WORK TO BE COMPLETED:
Restate the entire listing word for word.

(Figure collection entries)
#####

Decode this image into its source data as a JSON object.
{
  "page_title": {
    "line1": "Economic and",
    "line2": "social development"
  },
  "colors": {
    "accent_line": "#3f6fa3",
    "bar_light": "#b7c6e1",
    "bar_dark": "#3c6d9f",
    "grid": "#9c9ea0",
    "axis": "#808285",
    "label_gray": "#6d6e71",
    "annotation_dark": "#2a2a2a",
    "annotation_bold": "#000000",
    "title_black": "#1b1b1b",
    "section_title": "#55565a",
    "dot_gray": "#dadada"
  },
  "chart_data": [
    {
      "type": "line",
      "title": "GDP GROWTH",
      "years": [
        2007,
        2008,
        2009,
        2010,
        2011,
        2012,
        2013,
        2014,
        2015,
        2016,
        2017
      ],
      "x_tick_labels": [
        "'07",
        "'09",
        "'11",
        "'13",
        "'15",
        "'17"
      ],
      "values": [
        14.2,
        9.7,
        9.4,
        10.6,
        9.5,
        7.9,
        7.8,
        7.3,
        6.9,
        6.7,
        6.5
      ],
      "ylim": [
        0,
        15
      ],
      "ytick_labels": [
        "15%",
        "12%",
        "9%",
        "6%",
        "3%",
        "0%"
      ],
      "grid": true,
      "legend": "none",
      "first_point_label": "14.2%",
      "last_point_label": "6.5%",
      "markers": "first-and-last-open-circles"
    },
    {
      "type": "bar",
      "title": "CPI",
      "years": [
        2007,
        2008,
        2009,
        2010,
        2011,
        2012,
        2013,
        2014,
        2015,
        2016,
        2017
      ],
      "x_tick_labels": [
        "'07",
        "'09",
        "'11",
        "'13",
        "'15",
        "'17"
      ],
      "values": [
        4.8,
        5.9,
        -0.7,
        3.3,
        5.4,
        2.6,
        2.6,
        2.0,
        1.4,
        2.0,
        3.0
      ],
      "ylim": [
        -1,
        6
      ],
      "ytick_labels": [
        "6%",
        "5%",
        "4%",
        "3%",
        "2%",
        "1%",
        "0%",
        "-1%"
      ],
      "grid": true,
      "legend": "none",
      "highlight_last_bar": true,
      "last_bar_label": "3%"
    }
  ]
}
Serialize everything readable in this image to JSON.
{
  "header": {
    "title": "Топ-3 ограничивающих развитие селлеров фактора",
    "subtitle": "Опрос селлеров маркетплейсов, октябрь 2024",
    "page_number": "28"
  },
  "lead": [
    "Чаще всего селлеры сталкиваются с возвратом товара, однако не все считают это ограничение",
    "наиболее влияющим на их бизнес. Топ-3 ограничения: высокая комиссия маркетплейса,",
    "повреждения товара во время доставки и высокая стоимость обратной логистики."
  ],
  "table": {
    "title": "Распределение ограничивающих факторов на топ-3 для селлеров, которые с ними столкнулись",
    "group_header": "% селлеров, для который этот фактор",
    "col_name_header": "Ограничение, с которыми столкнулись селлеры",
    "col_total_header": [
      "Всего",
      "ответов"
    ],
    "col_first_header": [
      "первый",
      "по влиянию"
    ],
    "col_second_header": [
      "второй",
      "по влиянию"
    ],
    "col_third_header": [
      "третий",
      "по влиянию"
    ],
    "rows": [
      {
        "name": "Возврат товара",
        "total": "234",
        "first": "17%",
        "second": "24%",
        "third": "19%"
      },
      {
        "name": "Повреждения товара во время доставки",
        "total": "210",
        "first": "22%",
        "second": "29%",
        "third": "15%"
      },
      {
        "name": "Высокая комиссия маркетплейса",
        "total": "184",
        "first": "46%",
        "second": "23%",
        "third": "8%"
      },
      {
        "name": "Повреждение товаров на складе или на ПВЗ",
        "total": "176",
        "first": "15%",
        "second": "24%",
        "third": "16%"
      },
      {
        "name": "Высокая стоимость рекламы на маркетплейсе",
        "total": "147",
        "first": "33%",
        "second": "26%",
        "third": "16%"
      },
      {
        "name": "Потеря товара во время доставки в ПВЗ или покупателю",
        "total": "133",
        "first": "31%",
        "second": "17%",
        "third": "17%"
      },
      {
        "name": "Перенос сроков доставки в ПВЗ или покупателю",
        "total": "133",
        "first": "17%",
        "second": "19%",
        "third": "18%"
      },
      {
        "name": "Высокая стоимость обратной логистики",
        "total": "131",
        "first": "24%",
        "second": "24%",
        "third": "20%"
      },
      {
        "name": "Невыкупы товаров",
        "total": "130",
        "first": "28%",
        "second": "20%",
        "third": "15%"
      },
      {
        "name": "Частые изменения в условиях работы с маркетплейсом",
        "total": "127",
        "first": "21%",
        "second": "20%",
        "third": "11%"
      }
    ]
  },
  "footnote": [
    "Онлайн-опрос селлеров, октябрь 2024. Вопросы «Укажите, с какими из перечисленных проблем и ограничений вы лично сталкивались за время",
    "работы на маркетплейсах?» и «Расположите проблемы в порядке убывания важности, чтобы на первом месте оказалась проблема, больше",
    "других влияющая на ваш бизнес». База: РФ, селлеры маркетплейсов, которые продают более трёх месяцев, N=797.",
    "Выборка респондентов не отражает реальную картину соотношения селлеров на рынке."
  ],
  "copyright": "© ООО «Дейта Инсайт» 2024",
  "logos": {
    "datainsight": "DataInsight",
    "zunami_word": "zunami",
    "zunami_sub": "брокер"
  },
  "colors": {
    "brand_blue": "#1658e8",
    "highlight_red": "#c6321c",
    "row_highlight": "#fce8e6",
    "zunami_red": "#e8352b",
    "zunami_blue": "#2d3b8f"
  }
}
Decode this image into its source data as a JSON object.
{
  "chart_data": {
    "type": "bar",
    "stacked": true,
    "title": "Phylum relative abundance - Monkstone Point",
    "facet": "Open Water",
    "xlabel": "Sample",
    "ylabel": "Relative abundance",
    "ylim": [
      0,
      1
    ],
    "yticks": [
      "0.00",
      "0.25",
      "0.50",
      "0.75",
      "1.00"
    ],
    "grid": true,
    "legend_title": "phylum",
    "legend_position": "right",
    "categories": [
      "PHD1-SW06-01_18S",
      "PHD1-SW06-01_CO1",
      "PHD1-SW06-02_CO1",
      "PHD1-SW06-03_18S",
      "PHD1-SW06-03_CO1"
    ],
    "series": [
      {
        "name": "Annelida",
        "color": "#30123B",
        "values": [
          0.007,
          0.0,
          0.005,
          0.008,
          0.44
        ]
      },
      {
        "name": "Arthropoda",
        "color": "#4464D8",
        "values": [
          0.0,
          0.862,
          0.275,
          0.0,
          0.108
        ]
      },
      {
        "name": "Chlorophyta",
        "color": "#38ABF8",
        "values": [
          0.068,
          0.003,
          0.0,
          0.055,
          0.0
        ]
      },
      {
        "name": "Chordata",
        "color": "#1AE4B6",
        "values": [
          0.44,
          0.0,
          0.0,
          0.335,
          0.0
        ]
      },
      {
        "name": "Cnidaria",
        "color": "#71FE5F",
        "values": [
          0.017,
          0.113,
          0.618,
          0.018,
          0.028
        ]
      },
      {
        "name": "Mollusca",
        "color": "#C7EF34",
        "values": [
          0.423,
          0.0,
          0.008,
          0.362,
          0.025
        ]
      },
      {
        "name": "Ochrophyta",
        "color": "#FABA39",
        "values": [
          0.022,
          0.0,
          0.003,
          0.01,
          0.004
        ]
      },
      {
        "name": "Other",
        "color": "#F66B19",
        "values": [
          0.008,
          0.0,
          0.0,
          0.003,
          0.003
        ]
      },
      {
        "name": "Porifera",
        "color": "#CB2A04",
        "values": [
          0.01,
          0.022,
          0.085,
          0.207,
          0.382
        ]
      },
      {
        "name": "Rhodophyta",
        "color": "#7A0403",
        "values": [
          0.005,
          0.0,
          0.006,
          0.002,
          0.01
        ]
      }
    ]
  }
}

#####

REPLY:
Decode this image into its source data as a JSON object.
{
  "page_title": {
    "line1": "Economic and",
    "line2": "social development"
  },
  "colors": {
    "accent_line": "#3f6fa3",
    "bar_light": "#b7c6e1",
    "bar_dark": "#3c6d9f",
    "grid": "#9c9ea0",
    "axis": "#808285",
    "label_gray": "#6d6e71",
    "annotation_dark": "#2a2a2a",
    "annotation_bold": "#000000",
    "title_black": "#1b1b1b",
    "section_title": "#55565a",
    "dot_gray": "#dadada"
  },
  "chart_data": [
    {
      "type": "line",
      "title": "GDP GROWTH",
      "years": [
        2007,
        2008,
        2009,
        2010,
        2011,
        2012,
        2013,
        2014,
        2015,
        2016,
        2017
      ],
      "x_tick_labels": [
        "'07",
        "'09",
        "'11",
        "'13",
        "'15",
        "'17"
      ],
      "values": [
        14.2,
        9.7,
        9.4,
        10.6,
        9.5,
        7.9,
        7.8,
        7.3,
        6.9,
        6.7,
        6.5
      ],
      "ylim": [
        0,
        15
      ],
      "ytick_labels": [
        "15%",
        "12%",
        "9%",
        "6%",
        "3%",
        "0%"
      ],
      "grid": true,
      "legend": "none",
      "first_point_label": "14.2%",
      "last_point_label": "6.5%",
      "markers": "first-and-last-open-circles"
    },
    {
      "type": "bar",
      "title": "CPI",
      "years": [
        2007,
        2008,
        2009,
        2010,
        2011,
        2012,
        2013,
        2014,
        2015,
        2016,
        2017
      ],
      "x_tick_labels": [
        "'07",
        "'09",
        "'11",
        "'13",
        "'15",
        "'17"
      ],
      "values": [
        4.8,
        5.9,
        -0.7,
        3.3,
        5.4,
        2.6,
        2.6,
        2.0,
        1.4,
        2.0,
        3.0
      ],
      "ylim": [
        -1,
        6
      ],
      "ytick_labels": [
        "6%",
        "5%",
        "4%",
        "3%",
        "2%",
        "1%",
        "0%",
        "-1%"
      ],
      "grid": true,
      "legend": "none",
      "highlight_last_bar": true,
      "last_bar_label": "3%"
    }
  ]
}
Serialize everything readable in this image to JSON.
{
  "header": {
    "title": "Топ-3 ограничивающих развитие селлеров фактора",
    "subtitle": "Опрос селлеров маркетплейсов, октябрь 2024",
    "page_number": "28"
  },
  "lead": [
    "Чаще всего селлеры сталкиваются с возвратом товара, однако не все считают это ограничение",
    "наиболее влияющим на их бизнес. Топ-3 ограничения: высокая комиссия маркетплейса,",
    "повреждения товара во время доставки и высокая стоимость обратной логистики."
  ],
  "table": {
    "title": "Распределение ограничивающих факторов на топ-3 для селлеров, которые с ними столкнулись",
    "group_header": "% селлеров, для который этот фактор",
    "col_name_header": "Ограничение, с которыми столкнулись селлеры",
    "col_total_header": [
      "Всего",
      "ответов"
    ],
    "col_first_header": [
      "первый",
      "по влиянию"
    ],
    "col_second_header": [
      "второй",
      "по влиянию"
    ],
    "col_third_header": [
      "третий",
      "по влиянию"
    ],
    "rows": [
      {
        "name": "Возврат товара",
        "total": "234",
        "first": "17%",
        "second": "24%",
        "third": "19%"
      },
      {
        "name": "Повреждения товара во время доставки",
        "total": "210",
        "first": "22%",
        "second": "29%",
        "third": "15%"
      },
      {
        "name": "Высокая комиссия маркетплейса",
        "total": "184",
        "first": "46%",
        "second": "23%",
        "third": "8%"
      },
      {
        "name": "Повреждение товаров на складе или на ПВЗ",
        "total": "176",
        "first": "15%",
        "second": "24%",
        "third": "16%"
      },
      {
        "name": "Высокая стоимость рекламы на маркетплейсе",
        "total": "147",
        "first": "33%",
        "second": "26%",
        "third": "16%"
      },
      {
        "name": "Потеря товара во время доставки в ПВЗ или покупателю",
        "total": "133",
        "first": "31%",
        "second": "17%",
        "third": "17%"
      },
      {
        "name": "Перенос сроков доставки в ПВЗ или покупателю",
        "total": "133",
        "first": "17%",
        "second": "19%",
        "third": "18%"
      },
      {
        "name": "Высокая стоимость обратной логистики",
        "total": "131",
        "first": "24%",
        "second": "24%",
        "third": "20%"
      },
      {
        "name": "Невыкупы товаров",
        "total": "130",
        "first": "28%",
        "second": "20%",
        "third": "15%"
      },
      {
        "name": "Частые изменения в условиях работы с маркетплейсом",
        "total": "127",
        "first": "21%",
        "second": "20%",
        "third": "11%"
      }
    ]
  },
  "footnote": [
    "Онлайн-опрос селлеров, октябрь 2024. Вопросы «Укажите, с какими из перечисленных проблем и ограничений вы лично сталкивались за время",
    "работы на маркетплейсах?» и «Расположите проблемы в порядке убывания важности, чтобы на первом месте оказалась проблема, больше",
    "других влияющая на ваш бизнес». База: РФ, селлеры маркетплейсов, которые продают более трёх месяцев, N=797.",
    "Выборка респондентов не отражает реальную картину соотношения селлеров на рынке."
  ],
  "copyright": "© ООО «Дейта Инсайт» 2024",
  "logos": {
    "datainsight": "DataInsight",
    "zunami_word": "zunami",
    "zunami_sub": "брокер"
  },
  "colors": {
    "brand_blue": "#1658e8",
    "highlight_red": "#c6321c",
    "row_highlight": "#fce8e6",
    "zunami_red": "#e8352b",
    "zunami_blue": "#2d3b8f"
  }
}
Decode this image into its source data as a JSON object.
{
  "chart_data": {
    "type": "bar",
    "stacked": true,
    "title": "Phylum relative abundance - Monkstone Point",
    "facet": "Open Water",
    "xlabel": "Sample",
    "ylabel": "Relative abundance",
    "ylim": [
      0,
      1
    ],
    "yticks": [
      "0.00",
      "0.25",
      "0.50",
      "0.75",
      "1.00"
    ],
    "grid": true,
    "legend_title": "phylum",
    "legend_position": "right",
    "categories": [
      "PHD1-SW06-01_18S",
      "PHD1-SW06-01_CO1",
      "PHD1-SW06-02_CO1",
      "PHD1-SW06-03_18S",
      "PHD1-SW06-03_CO1"
    ],
    "series": [
      {
        "name": "Annelida",
        "color": "#30123B",
        "values": [
          0.007,
          0.0,
          0.005,
          0.008,
          0.44
        ]
      },
      {
        "name": "Arthropoda",
        "color": "#4464D8",
        "values": [
          0.0,
          0.862,
          0.275,
          0.0,
          0.108
        ]
      },
      {
        "name": "Chlorophyta",
        "color": "#38ABF8",
        "values": [
          0.068,
          0.003,
          0.0,
          0.055,
          0.0
        ]
      },
      {
        "name": "Chordata",
        "color": "#1AE4B6",
        "values": [
          0.44,
          0.0,
          0.0,
          0.335,
          0.0
        ]
      },
      {
        "name": "Cnidaria",
        "color": "#71FE5F",
        "values": [
          0.017,
          0.113,
          0.618,
          0.018,
          0.028
        ]
      },
      {
        "name": "Mollusca",
        "color": "#C7EF34",
        "values": [
          0.423,
          0.0,
          0.008,
          0.362,
          0.025
        ]
      },
      {
        "name": "Ochrophyta",
        "color": "#FABA39",
        "values": [
          0.022,
          0.0,
          0.003,
          0.01,
          0.004
        ]
      },
      {
        "name": "Other",
        "color": "#F66B19",
        "values": [
          0.008,
          0.0,
          0.0,
          0.003,
          0.003
        ]
      },
      {
        "name": "Porifera",
        "color": "#CB2A04",
        "values": [
          0.01,
          0.022,
          0.085,
          0.207,
          0.382
        ]
      },
      {
        "name": "Rhodophyta",
        "color": "#7A0403",
        "values": [
          0.005,
          0.0,
          0.006,
          0.002,
          0.01
        ]
      }
    ]
  }
}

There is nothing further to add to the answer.